● **Exercise objective**: Make an exact copy of each entry, leaving out every picture.

——————

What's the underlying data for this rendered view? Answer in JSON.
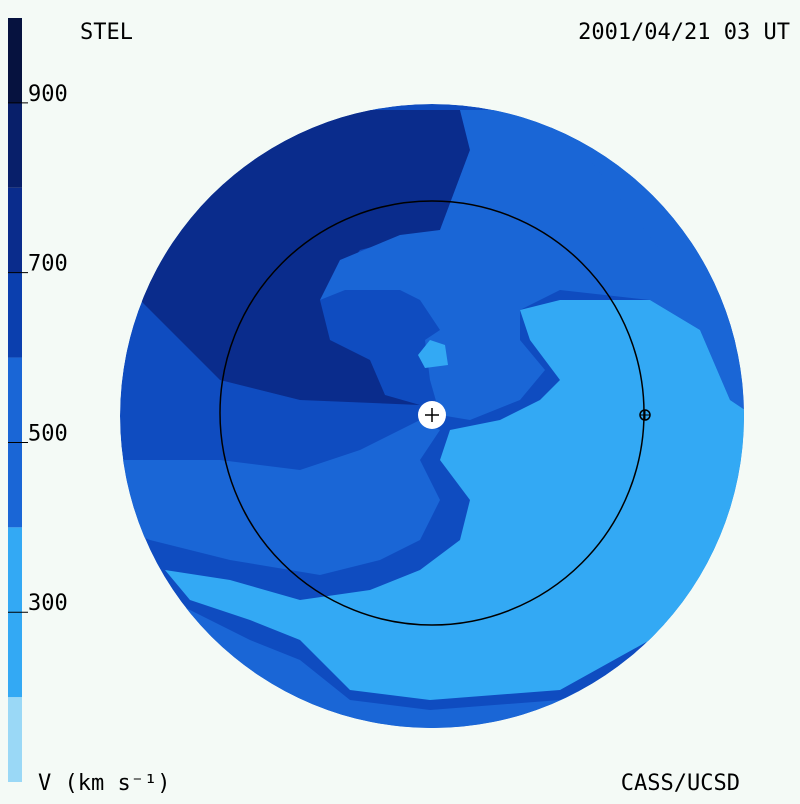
{
  "chart_data": {
    "type": "velocity-map",
    "title": "STEL",
    "timestamp": "2001/04/21 03 UT",
    "credit": "CASS/UCSD",
    "colorbar_label": "V (km s⁻¹)",
    "vlim": [
      100,
      1000
    ],
    "yticks": [
      300,
      500,
      700,
      900
    ],
    "colorbar": {
      "levels": [
        100,
        200,
        400,
        600,
        700,
        800,
        900,
        1000
      ],
      "colors": [
        "#9ad8f6",
        "#33a9f4",
        "#1a66d6",
        "#0b3fae",
        "#0a2c8c",
        "#081f6a",
        "#06123f"
      ]
    }
  }
}
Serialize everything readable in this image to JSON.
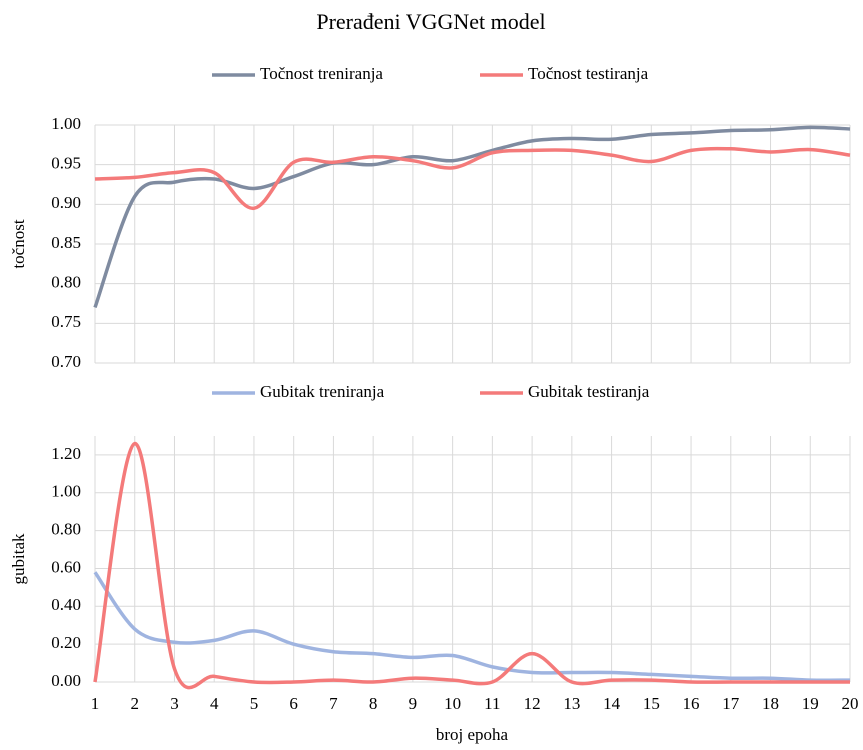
{
  "chart_data": [
    {
      "type": "line",
      "title": "Prerađeni VGGNet model",
      "y_label": "točnost",
      "ylim": [
        0.7,
        1.0
      ],
      "yticks": [
        {
          "value": 0.7,
          "label": "0.70"
        },
        {
          "value": 0.75,
          "label": "0.75"
        },
        {
          "value": 0.8,
          "label": "0.80"
        },
        {
          "value": 0.85,
          "label": "0.85"
        },
        {
          "value": 0.9,
          "label": "0.90"
        },
        {
          "value": 0.95,
          "label": "0.95"
        },
        {
          "value": 1.0,
          "label": "1.00"
        }
      ],
      "grid": true,
      "series": [
        {
          "name": "Točnost treniranja",
          "color": "#7f8ba0",
          "values": [
            0.77,
            0.91,
            0.928,
            0.932,
            0.92,
            0.935,
            0.952,
            0.95,
            0.96,
            0.955,
            0.968,
            0.98,
            0.983,
            0.982,
            0.988,
            0.99,
            0.993,
            0.994,
            0.997,
            0.995
          ]
        },
        {
          "name": "Točnost testiranja",
          "color": "#f47a7a",
          "values": [
            0.932,
            0.934,
            0.94,
            0.94,
            0.895,
            0.953,
            0.953,
            0.96,
            0.955,
            0.946,
            0.965,
            0.968,
            0.968,
            0.962,
            0.954,
            0.968,
            0.97,
            0.966,
            0.969,
            0.962
          ]
        }
      ]
    },
    {
      "type": "line",
      "y_label": "gubitak",
      "x_label": "broj epoha",
      "x": [
        1,
        2,
        3,
        4,
        5,
        6,
        7,
        8,
        9,
        10,
        11,
        12,
        13,
        14,
        15,
        16,
        17,
        18,
        19,
        20
      ],
      "xlim": [
        1,
        20
      ],
      "xticks": [
        1,
        2,
        3,
        4,
        5,
        6,
        7,
        8,
        9,
        10,
        11,
        12,
        13,
        14,
        15,
        16,
        17,
        18,
        19,
        20
      ],
      "ylim": [
        0,
        1.3
      ],
      "yticks": [
        {
          "value": 0,
          "label": "0.00"
        },
        {
          "value": 0.2,
          "label": "0.20"
        },
        {
          "value": 0.4,
          "label": "0.40"
        },
        {
          "value": 0.6,
          "label": "0.60"
        },
        {
          "value": 0.8,
          "label": "0.80"
        },
        {
          "value": 1.0,
          "label": "1.00"
        },
        {
          "value": 1.2,
          "label": "1.20"
        }
      ],
      "grid": true,
      "series": [
        {
          "name": "Gubitak treniranja",
          "color": "#9fb4e0",
          "values": [
            0.58,
            0.28,
            0.21,
            0.22,
            0.27,
            0.2,
            0.16,
            0.15,
            0.13,
            0.14,
            0.08,
            0.05,
            0.05,
            0.05,
            0.04,
            0.03,
            0.02,
            0.02,
            0.01,
            0.01
          ]
        },
        {
          "name": "Gubitak testiranja",
          "color": "#f47a7a",
          "values": [
            0.0,
            1.26,
            0.07,
            0.03,
            0.0,
            0.0,
            0.01,
            0.0,
            0.02,
            0.01,
            0.0,
            0.15,
            0.0,
            0.01,
            0.01,
            0.0,
            0.0,
            0.0,
            0.0,
            0.0
          ]
        }
      ]
    }
  ]
}
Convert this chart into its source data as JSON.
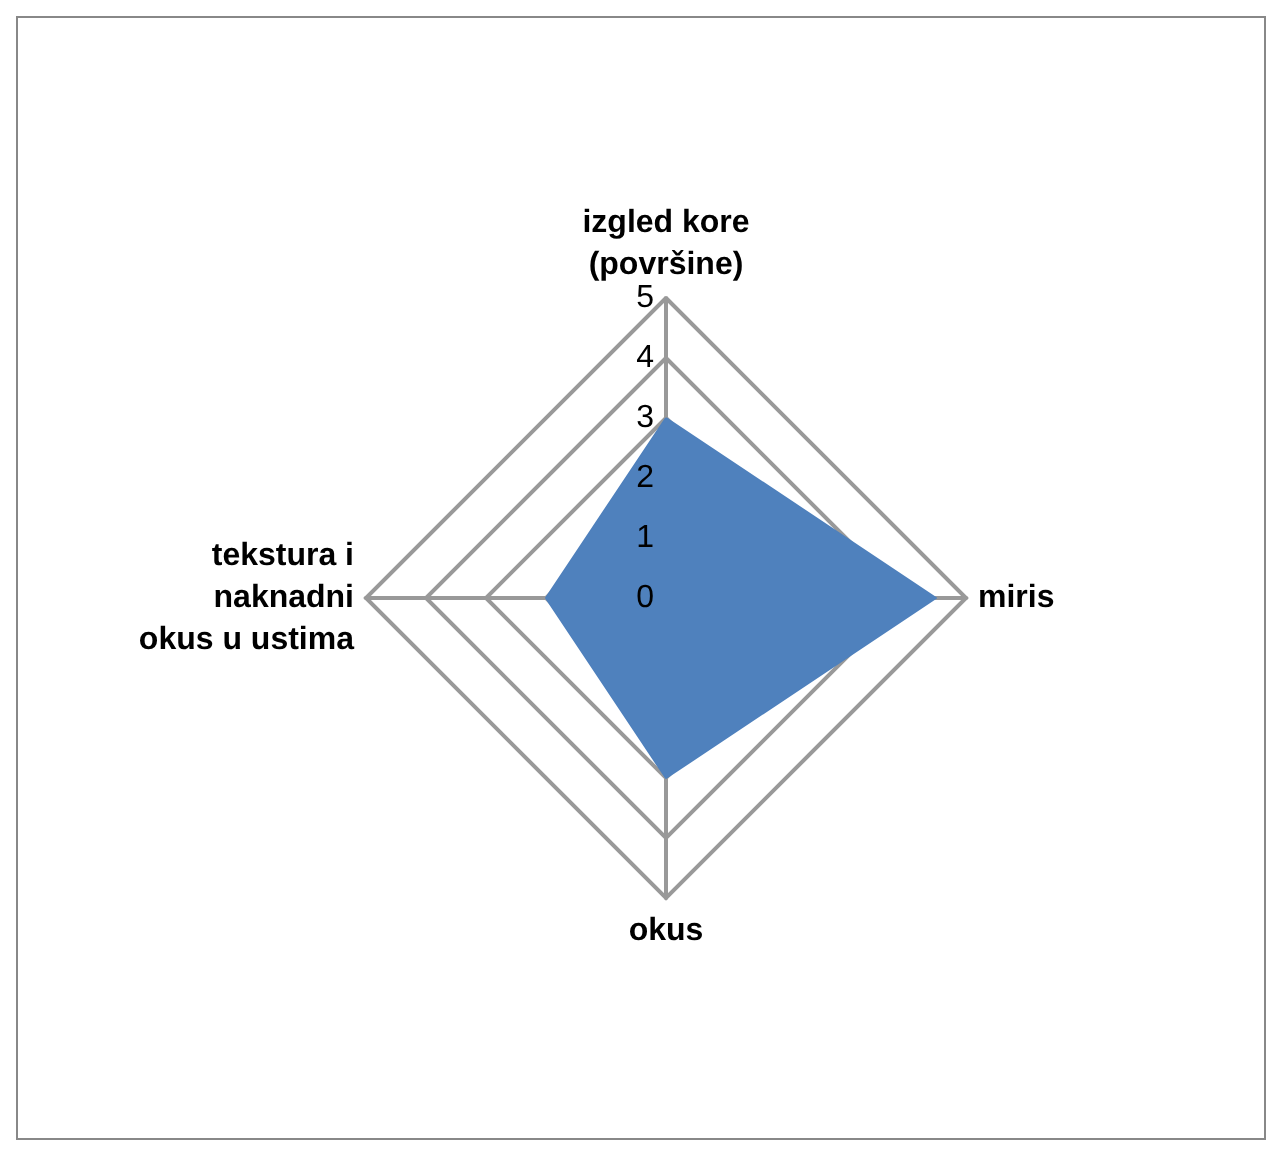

——————

● **Written reply**:
What's the underlying data for this rendered view? Answer in JSON.
{
  "chart_data": {
    "type": "velocity-map",
    "title": "STEL",
    "timestamp": "2001/04/21 03 UT",
    "credit": "CASS/UCSD",
    "colorbar_label": "V (km s⁻¹)",
    "vlim": [
      100,
      1000
    ],
    "yticks": [
      300,
      500,
      700,
      900
    ],
    "colorbar": {
      "levels": [
        100,
        200,
        400,
        600,
        700,
        800,
        900,
        1000
      ],
      "colors": [
        "#9ad8f6",
        "#33a9f4",
        "#1a66d6",
        "#0b3fae",
        "#0a2c8c",
        "#081f6a",
        "#06123f"
      ]
    }
  }
}
Serialize everything readable in this image to JSON.
{
  "chart_data": [
    {
      "type": "line",
      "title": "Prerađeni VGGNet model",
      "y_label": "točnost",
      "ylim": [
        0.7,
        1.0
      ],
      "yticks": [
        {
          "value": 0.7,
          "label": "0.70"
        },
        {
          "value": 0.75,
          "label": "0.75"
        },
        {
          "value": 0.8,
          "label": "0.80"
        },
        {
          "value": 0.85,
          "label": "0.85"
        },
        {
          "value": 0.9,
          "label": "0.90"
        },
        {
          "value": 0.95,
          "label": "0.95"
        },
        {
          "value": 1.0,
          "label": "1.00"
        }
      ],
      "grid": true,
      "series": [
        {
          "name": "Točnost treniranja",
          "color": "#7f8ba0",
          "values": [
            0.77,
            0.91,
            0.928,
            0.932,
            0.92,
            0.935,
            0.952,
            0.95,
            0.96,
            0.955,
            0.968,
            0.98,
            0.983,
            0.982,
            0.988,
            0.99,
            0.993,
            0.994,
            0.997,
            0.995
          ]
        },
        {
          "name": "Točnost testiranja",
          "color": "#f47a7a",
          "values": [
            0.932,
            0.934,
            0.94,
            0.94,
            0.895,
            0.953,
            0.953,
            0.96,
            0.955,
            0.946,
            0.965,
            0.968,
            0.968,
            0.962,
            0.954,
            0.968,
            0.97,
            0.966,
            0.969,
            0.962
          ]
        }
      ]
    },
    {
      "type": "line",
      "y_label": "gubitak",
      "x_label": "broj epoha",
      "x": [
        1,
        2,
        3,
        4,
        5,
        6,
        7,
        8,
        9,
        10,
        11,
        12,
        13,
        14,
        15,
        16,
        17,
        18,
        19,
        20
      ],
      "xlim": [
        1,
        20
      ],
      "xticks": [
        1,
        2,
        3,
        4,
        5,
        6,
        7,
        8,
        9,
        10,
        11,
        12,
        13,
        14,
        15,
        16,
        17,
        18,
        19,
        20
      ],
      "ylim": [
        0,
        1.3
      ],
      "yticks": [
        {
          "value": 0,
          "label": "0.00"
        },
        {
          "value": 0.2,
          "label": "0.20"
        },
        {
          "value": 0.4,
          "label": "0.40"
        },
        {
          "value": 0.6,
          "label": "0.60"
        },
        {
          "value": 0.8,
          "label": "0.80"
        },
        {
          "value": 1.0,
          "label": "1.00"
        },
        {
          "value": 1.2,
          "label": "1.20"
        }
      ],
      "grid": true,
      "series": [
        {
          "name": "Gubitak treniranja",
          "color": "#9fb4e0",
          "values": [
            0.58,
            0.28,
            0.21,
            0.22,
            0.27,
            0.2,
            0.16,
            0.15,
            0.13,
            0.14,
            0.08,
            0.05,
            0.05,
            0.05,
            0.04,
            0.03,
            0.02,
            0.02,
            0.01,
            0.01
          ]
        },
        {
          "name": "Gubitak testiranja",
          "color": "#f47a7a",
          "values": [
            0.0,
            1.26,
            0.07,
            0.03,
            0.0,
            0.0,
            0.01,
            0.0,
            0.02,
            0.01,
            0.0,
            0.15,
            0.0,
            0.01,
            0.01,
            0.0,
            0.0,
            0.0,
            0.0,
            0.0
          ]
        }
      ]
    }
  ]
}
Convert this chart into its source data as JSON.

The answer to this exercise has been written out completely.